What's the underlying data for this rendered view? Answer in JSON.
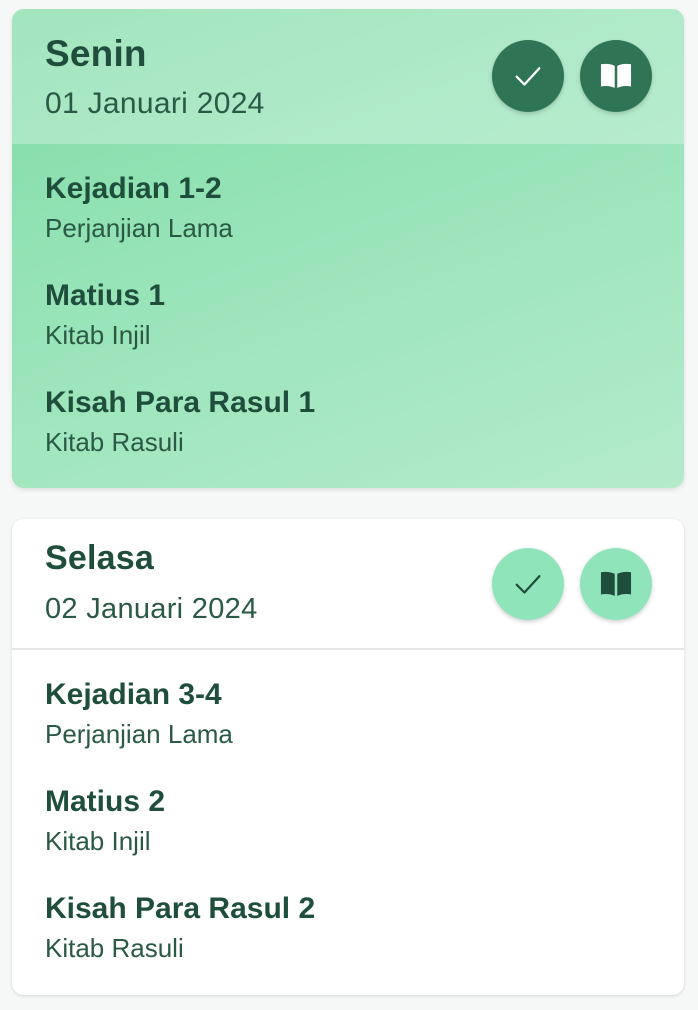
{
  "colors": {
    "text_primary": "#1f4f3c",
    "active_gradient_start": "#7fdba6",
    "active_gradient_end": "#b4ebcb",
    "active_button": "#2f7555",
    "inactive_button": "#8fe5b9",
    "card_bg": "#ffffff",
    "icon_on_active": "#ffffff",
    "icon_on_inactive": "#1f4f3c"
  },
  "days": [
    {
      "day": "Senin",
      "date": "01 Januari 2024",
      "state": "active",
      "buttons": {
        "check_icon": "checkmark-icon",
        "book_icon": "open-book-icon"
      },
      "readings": [
        {
          "title": "Kejadian 1-2",
          "subtitle": "Perjanjian Lama"
        },
        {
          "title": "Matius 1",
          "subtitle": "Kitab Injil"
        },
        {
          "title": "Kisah Para Rasul 1",
          "subtitle": "Kitab Rasuli"
        }
      ]
    },
    {
      "day": "Selasa",
      "date": "02 Januari 2024",
      "state": "inactive",
      "buttons": {
        "check_icon": "checkmark-icon",
        "book_icon": "open-book-icon"
      },
      "readings": [
        {
          "title": "Kejadian 3-4",
          "subtitle": "Perjanjian Lama"
        },
        {
          "title": "Matius 2",
          "subtitle": "Kitab Injil"
        },
        {
          "title": "Kisah Para Rasul 2",
          "subtitle": "Kitab Rasuli"
        }
      ]
    }
  ]
}
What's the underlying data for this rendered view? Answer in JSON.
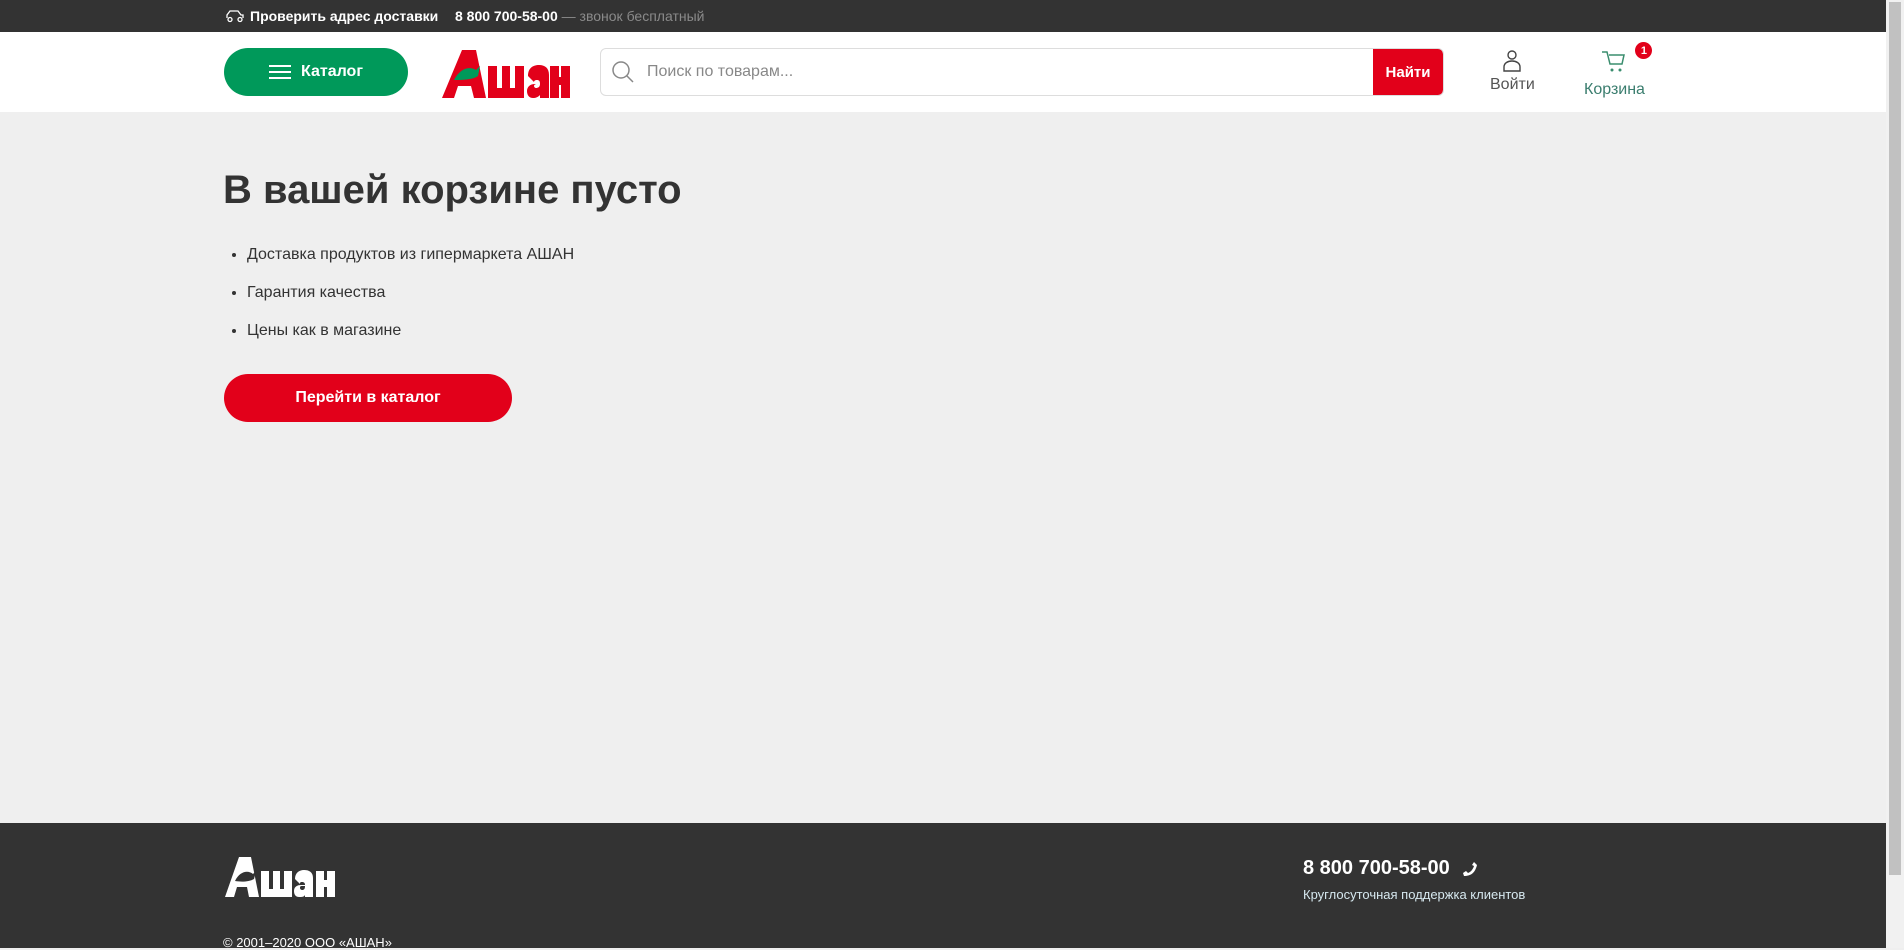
{
  "topbar": {
    "address_label": "Проверить адрес доставки",
    "phone": "8 800 700-58-00",
    "phone_note": "— звонок бесплатный"
  },
  "header": {
    "catalog_label": "Каталог",
    "logo_text": "Ашан",
    "search_placeholder": "Поиск по товарам...",
    "search_button": "Найти",
    "login_label": "Войти",
    "cart_label": "Корзина",
    "cart_count": "1"
  },
  "main": {
    "title": "В вашей корзине пусто",
    "benefits": [
      "Доставка продуктов из гипермаркета АШАН",
      "Гарантия качества",
      "Цены как в магазине"
    ],
    "cta_label": "Перейти в каталог"
  },
  "footer": {
    "logo_text": "Ашан",
    "phone": "8 800 700-58-00",
    "support": "Круглосуточная поддержка клиентов",
    "copyright": "© 2001–2020 ООО «АШАН»"
  },
  "colors": {
    "brand_red": "#e2001a",
    "brand_green": "#00995a",
    "dark": "#333333"
  }
}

____

> **GIVEN EXERCISE**
Reproduce the records verbatim, omitting all images they contain.

> **FULL RESPONSE**
What's the underlying data for this rendered view? Answer in JSON.
{
  "colors": {
    "text_primary": "#1f4f3c",
    "active_gradient_start": "#7fdba6",
    "active_gradient_end": "#b4ebcb",
    "active_button": "#2f7555",
    "inactive_button": "#8fe5b9",
    "card_bg": "#ffffff",
    "icon_on_active": "#ffffff",
    "icon_on_inactive": "#1f4f3c"
  },
  "days": [
    {
      "day": "Senin",
      "date": "01 Januari 2024",
      "state": "active",
      "buttons": {
        "check_icon": "checkmark-icon",
        "book_icon": "open-book-icon"
      },
      "readings": [
        {
          "title": "Kejadian 1-2",
          "subtitle": "Perjanjian Lama"
        },
        {
          "title": "Matius 1",
          "subtitle": "Kitab Injil"
        },
        {
          "title": "Kisah Para Rasul 1",
          "subtitle": "Kitab Rasuli"
        }
      ]
    },
    {
      "day": "Selasa",
      "date": "02 Januari 2024",
      "state": "inactive",
      "buttons": {
        "check_icon": "checkmark-icon",
        "book_icon": "open-book-icon"
      },
      "readings": [
        {
          "title": "Kejadian 3-4",
          "subtitle": "Perjanjian Lama"
        },
        {
          "title": "Matius 2",
          "subtitle": "Kitab Injil"
        },
        {
          "title": "Kisah Para Rasul 2",
          "subtitle": "Kitab Rasuli"
        }
      ]
    }
  ]
}
What's the underlying data for this rendered view? Answer in JSON.
{
  "topbar": {
    "address_label": "Проверить адрес доставки",
    "phone": "8 800 700-58-00",
    "phone_note": "— звонок бесплатный"
  },
  "header": {
    "catalog_label": "Каталог",
    "logo_text": "Ашан",
    "search_placeholder": "Поиск по товарам...",
    "search_button": "Найти",
    "login_label": "Войти",
    "cart_label": "Корзина",
    "cart_count": "1"
  },
  "main": {
    "title": "В вашей корзине пусто",
    "benefits": [
      "Доставка продуктов из гипермаркета АШАН",
      "Гарантия качества",
      "Цены как в магазине"
    ],
    "cta_label": "Перейти в каталог"
  },
  "footer": {
    "logo_text": "Ашан",
    "phone": "8 800 700-58-00",
    "support": "Круглосуточная поддержка клиентов",
    "copyright": "© 2001–2020 ООО «АШАН»"
  },
  "colors": {
    "brand_red": "#e2001a",
    "brand_green": "#00995a",
    "dark": "#333333"
  }
}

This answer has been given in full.